──────── Quoted passage

The war for the eternal night rages around the world and nowhere is it more bizarre than in the far east. A fully functional city in India nearly untouched by the Nightfall, uncontrolled ghouls from the seas and strange happenings in the skies are only the beginning. Nightfall is a strategy deck building game where you take control of Hunters, Lycanthropes, Vampires and Ghouls to take down your opponent. This set can be played stand alone or can be combined with other sets of Nightfall for enhanced play. This set features the all new Link mechanic allowing for faster play.
Nightfall Eastern Skies Board Game
The world of Nightfall continues to expand with the newest installment, Eastern Skies. Eastern Skies is a standalone game allowing newcomers to play right out of the box. It also has a bit of a mid-eastern flair to its artwork and card names. For Nightfall enthusiasts, there’s a lot here to like.
The Basics. Eastern Skies retains the same structure as the other Nightfall games. Each game begins with a draft of cards which will enter the game as purchasable orders. Once the game commences, on each player’s turn, they begin by sending their minions out to attack. Then, they can start a “chain” of cards to which all other players can add. Then, they claim new cards either from the public archives or their own private stash. Finally, they can draw back up to five and the game continues.
Eastern Skies continues the “summon” mechanic introduced in Crimson Siege. Several cards now have a summon ability typically written as “Summon 1″ or “Summon 2.” When this text takes effect, players draw from the summon deck. The summon deck has three types of ghouls – weak, hungry, and deadly. They come into play as minions for the summoning player. When they die, they go back to the bottom of the Summon deck rather than being discarded.

────────────────

— Given task 1 —
According to the Nightfall text, which kinds of creatures do players take control of in Nightfall?
— Given task 2 —
Answer from the Nightfall text:
(a) Up to how many cards does a player draw at the end of a turn?
(b) In which earlier game was the summon mechanic introduced?
(c) Where do summoned ghouls go when they die?
— Given task 3 —
Copy the part of the Nightfall text starting at "The Basics. Eastern" and ending at "the game continues.".
The entries after this sentence aren't needed for any task.

──────── Data lines

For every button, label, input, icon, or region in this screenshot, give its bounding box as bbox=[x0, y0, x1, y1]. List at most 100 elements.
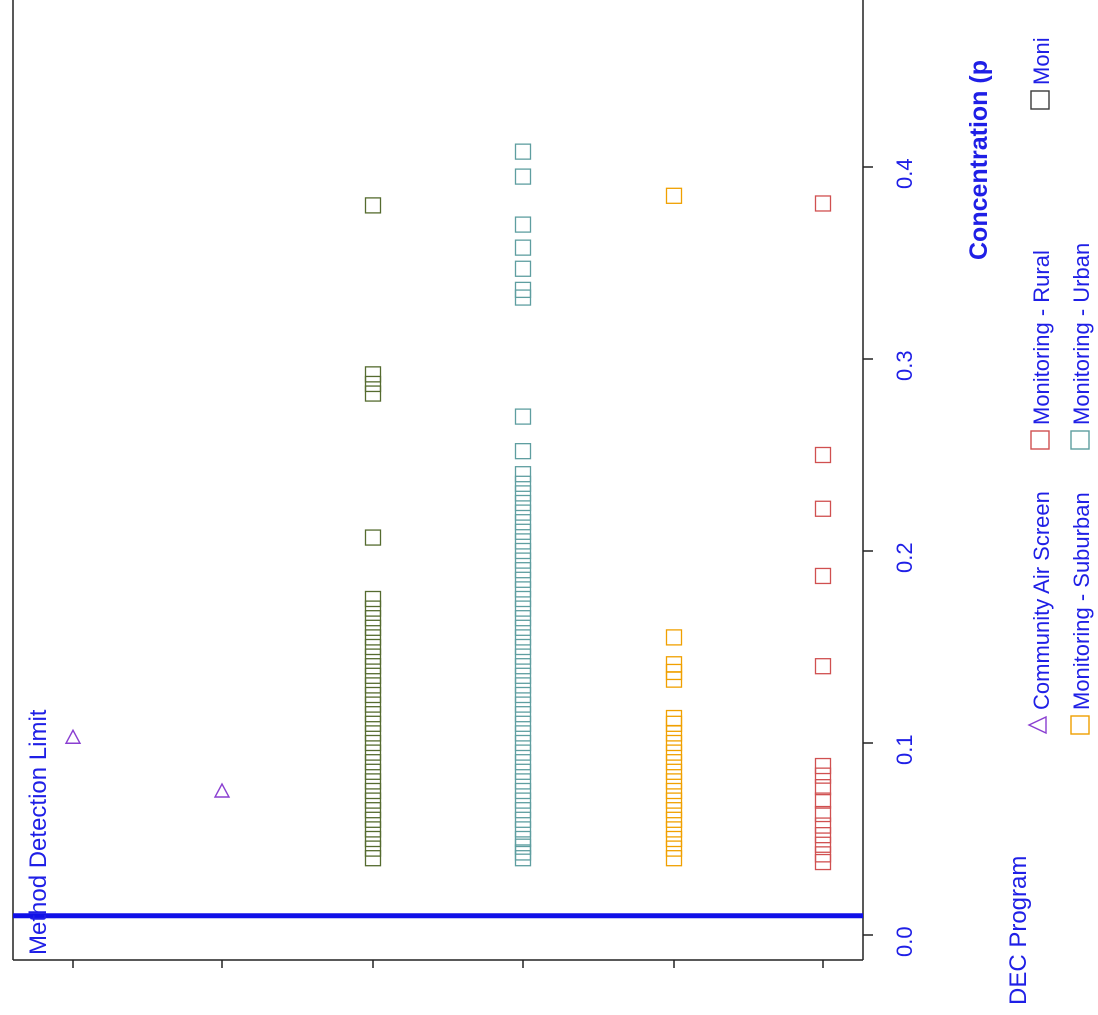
square-point bbox=[814, 836, 832, 853]
x-tick-label: 0.4 bbox=[892, 158, 917, 189]
square-point bbox=[665, 840, 683, 857]
square-point bbox=[364, 744, 382, 761]
square-point bbox=[514, 143, 532, 160]
square-point bbox=[814, 779, 832, 796]
legend-symbol bbox=[1070, 430, 1090, 450]
square-point bbox=[514, 581, 532, 598]
square-point bbox=[665, 656, 683, 673]
square-point bbox=[364, 763, 382, 780]
square-point bbox=[364, 629, 382, 646]
square-point bbox=[514, 610, 532, 627]
square-point bbox=[364, 375, 382, 393]
legend-symbol bbox=[1030, 430, 1050, 450]
square-point bbox=[514, 443, 532, 460]
square-point bbox=[364, 696, 382, 713]
square-point bbox=[665, 850, 683, 867]
square-point bbox=[364, 734, 382, 752]
legend-label: Monitoring - Suburban bbox=[1069, 492, 1094, 710]
square-point bbox=[814, 792, 832, 809]
square-point bbox=[364, 715, 382, 732]
square-point bbox=[665, 792, 683, 809]
square-point bbox=[514, 504, 532, 521]
square-point bbox=[514, 715, 532, 732]
square-point bbox=[364, 706, 382, 723]
legend-label: Community Air Screen bbox=[1029, 491, 1054, 710]
square-point bbox=[814, 827, 832, 844]
square-point bbox=[514, 734, 532, 752]
x-tick-label: 0.0 bbox=[892, 926, 917, 957]
square-point bbox=[514, 590, 532, 608]
square-point bbox=[514, 494, 532, 512]
square-point bbox=[514, 552, 532, 569]
square-point bbox=[364, 754, 382, 771]
square-point bbox=[514, 811, 532, 828]
square-point bbox=[514, 629, 532, 646]
square-point bbox=[514, 542, 532, 560]
square-point bbox=[364, 802, 382, 819]
square-point bbox=[814, 195, 832, 212]
square-point bbox=[514, 844, 532, 861]
square-point bbox=[665, 709, 683, 727]
square-point bbox=[514, 754, 532, 771]
square-point bbox=[514, 216, 532, 233]
square-point bbox=[514, 562, 532, 579]
square-point bbox=[514, 696, 532, 713]
square-point bbox=[364, 821, 382, 838]
square-point bbox=[665, 811, 683, 828]
square-point bbox=[364, 648, 382, 665]
legend: DEC Program Community Air Screen Monitori… bbox=[1005, 37, 1094, 1005]
square-point bbox=[814, 446, 832, 464]
legend-title: DEC Program bbox=[1005, 856, 1032, 1005]
legend-symbol bbox=[1070, 715, 1090, 735]
square-point bbox=[364, 782, 382, 800]
square-point bbox=[364, 773, 382, 790]
square-point bbox=[514, 239, 532, 256]
square-point bbox=[514, 725, 532, 742]
square-point bbox=[514, 648, 532, 665]
square-point bbox=[514, 658, 532, 675]
square-point bbox=[364, 725, 382, 742]
square-point bbox=[514, 475, 532, 492]
x-tick-label: 0.3 bbox=[892, 350, 917, 381]
x-tick-label: 0.1 bbox=[892, 734, 917, 765]
x-axis-ticks: 0.00.10.20.30.40. bbox=[863, 158, 917, 957]
square-point bbox=[364, 667, 382, 684]
square-point bbox=[364, 385, 382, 402]
square-point bbox=[514, 571, 532, 588]
square-point bbox=[364, 658, 382, 675]
square-point bbox=[814, 658, 832, 675]
square-point bbox=[814, 767, 832, 784]
square-point bbox=[364, 600, 382, 617]
square-point bbox=[514, 686, 532, 704]
square-point bbox=[814, 846, 832, 863]
legend-label: Monitoring - Urban bbox=[1069, 243, 1094, 425]
square-point bbox=[514, 533, 532, 550]
category-ticks bbox=[72, 960, 824, 968]
x-axis-title: Concentration (p bbox=[965, 60, 993, 260]
square-point bbox=[514, 802, 532, 819]
square-point bbox=[514, 744, 532, 761]
square-point bbox=[514, 830, 532, 848]
square-point bbox=[364, 830, 382, 848]
square-point bbox=[364, 590, 382, 608]
square-point bbox=[514, 408, 532, 425]
square-point bbox=[364, 850, 382, 867]
square-point bbox=[665, 821, 683, 838]
square-point bbox=[665, 725, 683, 742]
square-point bbox=[364, 366, 382, 383]
square-point bbox=[514, 523, 532, 540]
square-point bbox=[814, 567, 832, 585]
square-point bbox=[665, 782, 683, 800]
square-point bbox=[514, 763, 532, 780]
legend-label: Moni bbox=[1029, 37, 1054, 85]
square-point bbox=[514, 677, 532, 694]
x-tick-label: 0.2 bbox=[892, 542, 917, 573]
square-point bbox=[665, 744, 683, 761]
square-point bbox=[514, 792, 532, 809]
square-point bbox=[514, 514, 532, 531]
square-point bbox=[364, 638, 382, 656]
square-point bbox=[364, 840, 382, 857]
triangle-point bbox=[64, 728, 82, 744]
square-point bbox=[364, 677, 382, 694]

────────────────

— Answer 1 —
Hunters, Lycanthropes, Vampires, Ghouls

— Answer 2 —
(a) Five.
(b) Crimson Siege.
(c) To the bottom of the Summon deck.

— Answer 3 —
The Basics. Eastern Skies retains the same structure as the other Nightfall games. Each game begins with a draft of cards which will enter the game as purchasable orders. Once the game commences, on each player’s turn, they begin by sending their minions out to attack. Then, they can start a “chain” of cards to which all other players can add. Then, they claim new cards either from the public archives or their own private stash. Finally, they can draw back up to five and the game continues.